### The problem
Put every line of the rows below into a JSON list of strings, with one string per line and any blank lines omitted.

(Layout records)
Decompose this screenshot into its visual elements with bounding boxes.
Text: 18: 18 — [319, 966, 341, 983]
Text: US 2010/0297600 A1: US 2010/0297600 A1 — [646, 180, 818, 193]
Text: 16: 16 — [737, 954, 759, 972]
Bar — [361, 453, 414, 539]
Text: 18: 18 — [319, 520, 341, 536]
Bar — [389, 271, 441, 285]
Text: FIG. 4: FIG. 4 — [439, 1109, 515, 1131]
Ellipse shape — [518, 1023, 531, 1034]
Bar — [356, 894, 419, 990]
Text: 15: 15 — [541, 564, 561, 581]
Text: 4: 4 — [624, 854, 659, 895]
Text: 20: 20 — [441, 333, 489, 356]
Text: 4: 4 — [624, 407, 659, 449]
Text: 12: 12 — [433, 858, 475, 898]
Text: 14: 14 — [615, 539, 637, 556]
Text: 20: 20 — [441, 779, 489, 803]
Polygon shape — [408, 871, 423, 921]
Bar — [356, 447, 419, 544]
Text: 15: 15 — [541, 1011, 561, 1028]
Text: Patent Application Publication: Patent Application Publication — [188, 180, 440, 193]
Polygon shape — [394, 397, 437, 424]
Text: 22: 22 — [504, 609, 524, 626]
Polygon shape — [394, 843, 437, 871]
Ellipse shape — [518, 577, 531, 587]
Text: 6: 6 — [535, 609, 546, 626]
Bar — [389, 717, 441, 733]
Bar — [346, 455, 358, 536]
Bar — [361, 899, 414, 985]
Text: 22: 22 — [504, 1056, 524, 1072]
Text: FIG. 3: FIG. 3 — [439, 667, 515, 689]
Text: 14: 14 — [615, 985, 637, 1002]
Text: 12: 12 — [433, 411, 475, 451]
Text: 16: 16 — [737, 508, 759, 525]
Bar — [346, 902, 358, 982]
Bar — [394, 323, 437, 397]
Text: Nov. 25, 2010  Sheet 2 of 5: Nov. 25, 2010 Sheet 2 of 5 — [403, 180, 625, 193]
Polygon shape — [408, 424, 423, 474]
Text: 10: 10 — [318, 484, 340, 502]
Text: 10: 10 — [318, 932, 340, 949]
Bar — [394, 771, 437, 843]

### Worked solution
[
  "Decompose this screenshot into its visual elements with bounding boxes.",
  "Text: 18: 18 — [319, 966, 341, 983]",
  "Text: US 2010/0297600 A1: US 2010/0297600 A1 — [646, 180, 818, 193]",
  "Text: 16: 16 — [737, 954, 759, 972]",
  "Bar — [361, 453, 414, 539]",
  "Text: 18: 18 — [319, 520, 341, 536]",
  "Bar — [389, 271, 441, 285]",
  "Text: FIG. 4: FIG. 4 — [439, 1109, 515, 1131]",
  "Ellipse shape — [518, 1023, 531, 1034]",
  "Bar — [356, 894, 419, 990]",
  "Text: 15: 15 — [541, 564, 561, 581]",
  "Text: 4: 4 — [624, 854, 659, 895]",
  "Text: 20: 20 — [441, 333, 489, 356]",
  "Text: 4: 4 — [624, 407, 659, 449]",
  "Text: 12: 12 — [433, 858, 475, 898]",
  "Text: 14: 14 — [615, 539, 637, 556]",
  "Text: 20: 20 — [441, 779, 489, 803]",
  "Polygon shape — [408, 871, 423, 921]",
  "Bar — [356, 447, 419, 544]",
  "Text: 15: 15 — [541, 1011, 561, 1028]",
  "Text: Patent Application Publication: Patent Application Publication — [188, 180, 440, 193]",
  "Polygon shape — [394, 397, 437, 424]",
  "Text: 22: 22 — [504, 609, 524, 626]",
  "Polygon shape — [394, 843, 437, 871]",
  "Ellipse shape — [518, 577, 531, 587]",
  "Text: 6: 6 — [535, 609, 546, 626]",
  "Bar — [389, 717, 441, 733]",
  "Bar — [346, 455, 358, 536]",
  "Bar — [361, 899, 414, 985]",
  "Text: 22: 22 — [504, 1056, 524, 1072]",
  "Text: FIG. 3: FIG. 3 — [439, 667, 515, 689]",
  "Text: 14: 14 — [615, 985, 637, 1002]",
  "Text: 12: 12 — [433, 411, 475, 451]",
  "Text: 16: 16 — [737, 508, 759, 525]",
  "Bar — [346, 902, 358, 982]",
  "Bar — [394, 323, 437, 397]",
  "Text: Nov. 25, 2010  Sheet 2 of 5: Nov. 25, 2010 Sheet 2 of 5 — [403, 180, 625, 193]",
  "Polygon shape — [408, 424, 423, 474]",
  "Text: 10: 10 — [318, 484, 340, 502]",
  "Text: 10: 10 — [318, 932, 340, 949]",
  "Bar — [394, 771, 437, 843]"
]